Figure collection entries:
"""
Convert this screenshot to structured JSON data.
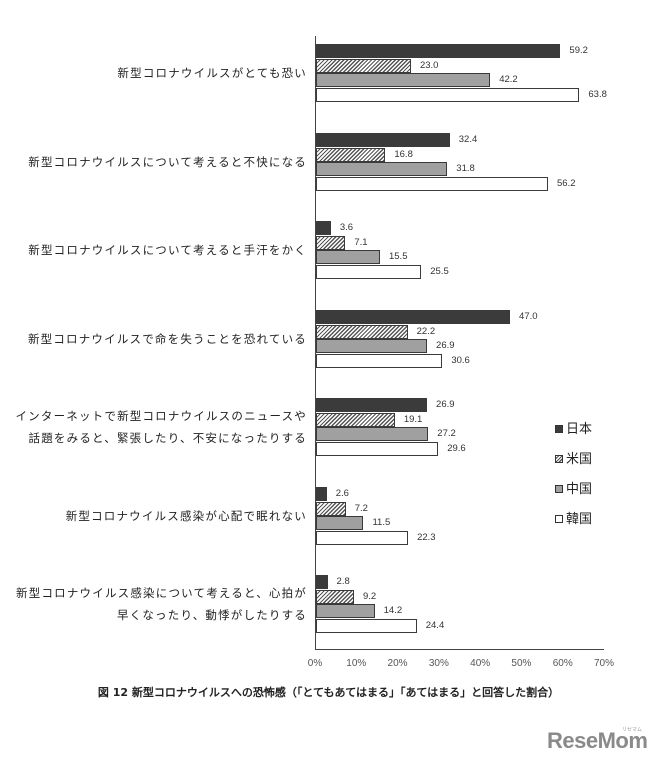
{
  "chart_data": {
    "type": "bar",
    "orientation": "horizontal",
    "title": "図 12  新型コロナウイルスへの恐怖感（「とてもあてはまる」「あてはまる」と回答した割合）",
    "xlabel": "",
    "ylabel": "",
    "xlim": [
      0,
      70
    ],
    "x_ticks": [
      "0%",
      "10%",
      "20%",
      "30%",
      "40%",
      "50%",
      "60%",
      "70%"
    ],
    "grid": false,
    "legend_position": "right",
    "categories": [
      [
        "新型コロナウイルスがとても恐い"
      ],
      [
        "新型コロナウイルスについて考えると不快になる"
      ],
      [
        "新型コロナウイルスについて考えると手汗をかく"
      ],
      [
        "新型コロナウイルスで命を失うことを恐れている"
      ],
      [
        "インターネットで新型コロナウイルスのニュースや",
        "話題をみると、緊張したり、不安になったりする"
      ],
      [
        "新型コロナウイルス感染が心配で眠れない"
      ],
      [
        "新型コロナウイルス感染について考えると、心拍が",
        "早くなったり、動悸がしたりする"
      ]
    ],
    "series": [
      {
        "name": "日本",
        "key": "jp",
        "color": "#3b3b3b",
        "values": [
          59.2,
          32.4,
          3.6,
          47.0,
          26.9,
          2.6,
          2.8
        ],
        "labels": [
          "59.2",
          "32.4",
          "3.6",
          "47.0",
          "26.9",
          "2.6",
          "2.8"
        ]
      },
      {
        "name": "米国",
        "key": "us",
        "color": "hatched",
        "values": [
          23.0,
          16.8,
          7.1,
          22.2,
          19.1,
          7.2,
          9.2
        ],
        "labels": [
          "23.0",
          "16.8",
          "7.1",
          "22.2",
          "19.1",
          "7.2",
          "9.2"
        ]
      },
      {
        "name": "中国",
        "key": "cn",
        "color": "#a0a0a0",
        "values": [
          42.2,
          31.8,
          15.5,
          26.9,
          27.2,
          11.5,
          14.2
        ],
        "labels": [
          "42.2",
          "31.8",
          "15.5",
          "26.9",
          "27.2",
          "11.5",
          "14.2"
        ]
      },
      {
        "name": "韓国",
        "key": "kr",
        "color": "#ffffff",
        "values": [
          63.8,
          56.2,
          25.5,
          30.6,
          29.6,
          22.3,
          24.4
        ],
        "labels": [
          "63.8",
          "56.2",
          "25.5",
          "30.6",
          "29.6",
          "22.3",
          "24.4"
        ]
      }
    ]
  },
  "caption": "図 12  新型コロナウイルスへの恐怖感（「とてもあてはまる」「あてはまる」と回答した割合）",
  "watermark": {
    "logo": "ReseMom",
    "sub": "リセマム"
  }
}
"""
• Job:
From the data above, copy each line where the string "とてもあてはまる" appears.

• Completed exercise:
    "title": "図 12  新型コロナウイルスへの恐怖感（「とてもあてはまる」「あてはまる」と回答した割合）",
  "caption": "図 12  新型コロナウイルスへの恐怖感（「とてもあてはまる」「あてはまる」と回答した割合）",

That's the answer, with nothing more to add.